Description of the task: Give the number of lines below that contain "image", with no other output.

Available data:
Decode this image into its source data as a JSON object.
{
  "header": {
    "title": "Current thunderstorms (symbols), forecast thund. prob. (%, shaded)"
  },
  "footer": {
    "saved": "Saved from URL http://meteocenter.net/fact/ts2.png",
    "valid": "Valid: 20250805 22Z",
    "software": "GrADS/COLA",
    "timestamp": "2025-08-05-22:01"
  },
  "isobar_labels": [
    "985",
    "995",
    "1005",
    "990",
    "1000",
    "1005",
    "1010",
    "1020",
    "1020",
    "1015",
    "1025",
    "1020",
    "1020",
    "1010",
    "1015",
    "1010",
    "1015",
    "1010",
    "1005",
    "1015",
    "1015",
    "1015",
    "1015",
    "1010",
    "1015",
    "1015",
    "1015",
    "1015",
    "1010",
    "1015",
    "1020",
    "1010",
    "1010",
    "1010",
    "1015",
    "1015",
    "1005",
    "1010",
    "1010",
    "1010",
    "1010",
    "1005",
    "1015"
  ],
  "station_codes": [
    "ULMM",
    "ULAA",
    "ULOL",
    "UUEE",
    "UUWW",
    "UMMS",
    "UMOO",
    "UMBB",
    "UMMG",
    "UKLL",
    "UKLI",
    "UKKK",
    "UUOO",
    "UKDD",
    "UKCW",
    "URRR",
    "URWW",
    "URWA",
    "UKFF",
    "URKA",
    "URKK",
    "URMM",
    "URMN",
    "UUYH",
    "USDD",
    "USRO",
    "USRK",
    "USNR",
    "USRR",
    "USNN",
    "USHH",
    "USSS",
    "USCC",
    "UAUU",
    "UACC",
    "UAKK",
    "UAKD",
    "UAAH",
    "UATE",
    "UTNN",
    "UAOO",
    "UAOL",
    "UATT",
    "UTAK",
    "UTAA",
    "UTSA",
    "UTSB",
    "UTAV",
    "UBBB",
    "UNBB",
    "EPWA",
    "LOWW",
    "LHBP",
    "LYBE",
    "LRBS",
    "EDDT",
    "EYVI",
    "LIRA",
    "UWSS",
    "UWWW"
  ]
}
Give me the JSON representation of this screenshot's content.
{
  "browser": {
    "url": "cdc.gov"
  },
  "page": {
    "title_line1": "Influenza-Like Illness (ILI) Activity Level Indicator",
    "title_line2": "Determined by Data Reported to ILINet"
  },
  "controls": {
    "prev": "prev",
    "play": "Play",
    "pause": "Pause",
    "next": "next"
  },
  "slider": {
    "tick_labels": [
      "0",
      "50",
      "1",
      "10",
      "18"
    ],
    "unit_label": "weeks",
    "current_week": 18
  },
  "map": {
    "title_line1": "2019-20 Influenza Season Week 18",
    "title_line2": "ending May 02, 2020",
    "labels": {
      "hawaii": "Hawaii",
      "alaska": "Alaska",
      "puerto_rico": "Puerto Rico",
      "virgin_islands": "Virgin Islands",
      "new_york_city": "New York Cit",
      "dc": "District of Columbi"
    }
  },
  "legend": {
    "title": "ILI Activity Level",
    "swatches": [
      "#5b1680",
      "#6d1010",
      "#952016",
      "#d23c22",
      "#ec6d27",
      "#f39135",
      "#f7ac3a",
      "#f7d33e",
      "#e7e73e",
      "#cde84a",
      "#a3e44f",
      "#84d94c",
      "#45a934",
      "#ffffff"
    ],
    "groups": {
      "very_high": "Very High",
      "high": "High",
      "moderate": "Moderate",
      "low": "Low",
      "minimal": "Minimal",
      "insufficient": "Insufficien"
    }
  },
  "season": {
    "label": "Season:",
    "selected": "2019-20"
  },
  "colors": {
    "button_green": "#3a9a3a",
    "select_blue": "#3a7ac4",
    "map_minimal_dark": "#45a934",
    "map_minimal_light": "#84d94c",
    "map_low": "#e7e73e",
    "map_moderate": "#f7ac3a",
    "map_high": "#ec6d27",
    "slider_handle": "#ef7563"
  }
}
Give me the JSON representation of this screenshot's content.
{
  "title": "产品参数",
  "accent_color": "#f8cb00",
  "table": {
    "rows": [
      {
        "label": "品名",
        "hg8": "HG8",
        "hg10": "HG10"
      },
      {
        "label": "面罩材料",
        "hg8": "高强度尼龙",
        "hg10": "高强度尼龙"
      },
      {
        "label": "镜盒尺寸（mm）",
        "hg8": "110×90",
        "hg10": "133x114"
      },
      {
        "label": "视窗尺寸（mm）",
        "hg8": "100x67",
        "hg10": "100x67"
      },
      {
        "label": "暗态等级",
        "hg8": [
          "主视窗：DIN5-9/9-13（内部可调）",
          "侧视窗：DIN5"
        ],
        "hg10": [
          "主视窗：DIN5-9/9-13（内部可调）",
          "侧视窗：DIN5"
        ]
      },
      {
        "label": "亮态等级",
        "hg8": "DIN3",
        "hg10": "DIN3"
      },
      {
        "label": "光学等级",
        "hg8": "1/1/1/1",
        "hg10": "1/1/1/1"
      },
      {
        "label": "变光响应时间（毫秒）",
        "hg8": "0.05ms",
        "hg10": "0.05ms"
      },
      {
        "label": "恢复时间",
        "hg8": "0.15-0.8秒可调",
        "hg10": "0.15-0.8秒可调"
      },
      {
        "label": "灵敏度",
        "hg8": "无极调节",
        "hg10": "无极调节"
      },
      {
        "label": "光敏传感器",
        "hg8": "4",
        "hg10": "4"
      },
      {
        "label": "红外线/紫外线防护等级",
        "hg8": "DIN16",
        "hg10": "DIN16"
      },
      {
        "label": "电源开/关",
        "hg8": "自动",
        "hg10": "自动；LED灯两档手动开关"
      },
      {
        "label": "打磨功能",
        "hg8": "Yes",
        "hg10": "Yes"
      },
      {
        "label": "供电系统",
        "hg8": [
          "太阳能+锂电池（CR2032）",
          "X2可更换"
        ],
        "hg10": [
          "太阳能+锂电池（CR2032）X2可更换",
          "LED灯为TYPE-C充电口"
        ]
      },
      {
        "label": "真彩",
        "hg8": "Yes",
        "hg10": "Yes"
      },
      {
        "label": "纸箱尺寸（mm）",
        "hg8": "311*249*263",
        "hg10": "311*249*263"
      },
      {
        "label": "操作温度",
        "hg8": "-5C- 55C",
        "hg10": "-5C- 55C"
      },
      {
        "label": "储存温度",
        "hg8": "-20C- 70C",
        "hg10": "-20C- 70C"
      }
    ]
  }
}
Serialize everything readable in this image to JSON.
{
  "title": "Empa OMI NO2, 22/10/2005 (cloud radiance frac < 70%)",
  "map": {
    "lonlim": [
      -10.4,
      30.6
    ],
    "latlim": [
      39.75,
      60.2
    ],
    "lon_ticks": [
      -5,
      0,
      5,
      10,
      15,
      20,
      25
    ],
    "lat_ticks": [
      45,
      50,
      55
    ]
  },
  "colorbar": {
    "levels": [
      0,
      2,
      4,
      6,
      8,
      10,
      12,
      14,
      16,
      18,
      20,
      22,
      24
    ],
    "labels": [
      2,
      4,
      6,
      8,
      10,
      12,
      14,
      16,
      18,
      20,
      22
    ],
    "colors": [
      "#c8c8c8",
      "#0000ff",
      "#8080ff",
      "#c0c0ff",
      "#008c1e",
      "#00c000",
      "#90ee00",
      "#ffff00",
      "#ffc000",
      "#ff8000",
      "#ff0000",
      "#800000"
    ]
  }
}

Solution to the exercise: 2